**TASKS FOR THIS EXERCISE:**
1 – In the text on Thettawshay of Myinsaing, transcribe everything from "Thettawshay of Myinsaing (မြင်စိုင်း" down to "to Narapati II.".
2 – Using the text on Thettawshay of Myinsaing, explain why King Kyawswa I of Pinya is called his father-in-law.

**DOCUMENT:**
————————

Governor of Myinsaing
- Reign: c. 1342 – ?
- Predecessor: Sithu
- Successor: Shwe Nan Shin
- Monarch: Kyawswa I of Pinya
- Spouse: Daughter of Kyawswa I and Atula Sanda Dewi of Pinya
- Issue: Daughter, wife of Thihapate I of Taungdwin

= Thettawshay of Myinsaing =

Thettawshay of Myinsaing (မြင်စိုင်း သက်တော်ရှည်, /my/) was a 14th-century governor of Myinsaing. He was a core supporter of his father-in-law, King Kyawswa I of Pinya. Thettawshay is identified as an ancestor of Queen Shin Myat Hla of Ava, and of all subsequent Ava kings from Minye Kyawswa I to Narapati II.

————————

**SUPPLIED INFORMATION:**
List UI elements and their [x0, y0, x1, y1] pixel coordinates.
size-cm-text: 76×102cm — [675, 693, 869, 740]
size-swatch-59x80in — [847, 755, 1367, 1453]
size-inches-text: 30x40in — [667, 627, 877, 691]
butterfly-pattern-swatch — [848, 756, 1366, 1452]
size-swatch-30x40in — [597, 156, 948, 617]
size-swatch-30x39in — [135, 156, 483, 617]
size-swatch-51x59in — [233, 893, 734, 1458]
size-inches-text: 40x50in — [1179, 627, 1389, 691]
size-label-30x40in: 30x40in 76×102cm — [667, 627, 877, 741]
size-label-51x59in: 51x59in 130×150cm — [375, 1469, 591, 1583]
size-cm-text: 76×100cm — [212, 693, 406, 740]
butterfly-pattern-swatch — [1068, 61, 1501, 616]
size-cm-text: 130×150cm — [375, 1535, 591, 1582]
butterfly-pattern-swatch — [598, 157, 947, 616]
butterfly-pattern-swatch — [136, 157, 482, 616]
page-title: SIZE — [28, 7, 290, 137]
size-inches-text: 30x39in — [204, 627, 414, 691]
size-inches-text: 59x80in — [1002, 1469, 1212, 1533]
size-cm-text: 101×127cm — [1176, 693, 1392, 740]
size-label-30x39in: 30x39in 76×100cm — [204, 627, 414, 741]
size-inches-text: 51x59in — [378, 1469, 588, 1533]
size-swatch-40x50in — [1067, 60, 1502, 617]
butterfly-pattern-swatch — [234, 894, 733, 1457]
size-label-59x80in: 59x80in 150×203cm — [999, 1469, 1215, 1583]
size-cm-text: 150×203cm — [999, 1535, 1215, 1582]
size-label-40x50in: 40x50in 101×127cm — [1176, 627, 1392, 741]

————————

**TASK RESPONSES:**
1 –
Thettawshay of Myinsaing (မြင်စိုင်း သက်တော်ရှည်, /my/) was a 14th-century governor of Myinsaing. He was a core supporter of his father-in-law, King Kyawswa I of Pinya. Thettawshay is identified as an ancestor of Queen Shin Myat Hla of Ava, and of all subsequent Ava kings from Minye Kyawswa I to Narapati II.

2 – Thettawshay's spouse was a daughter of Kyawswa I and Atula Sanda Dewi of Pinya. That marriage makes King Kyawswa I his father-in-law.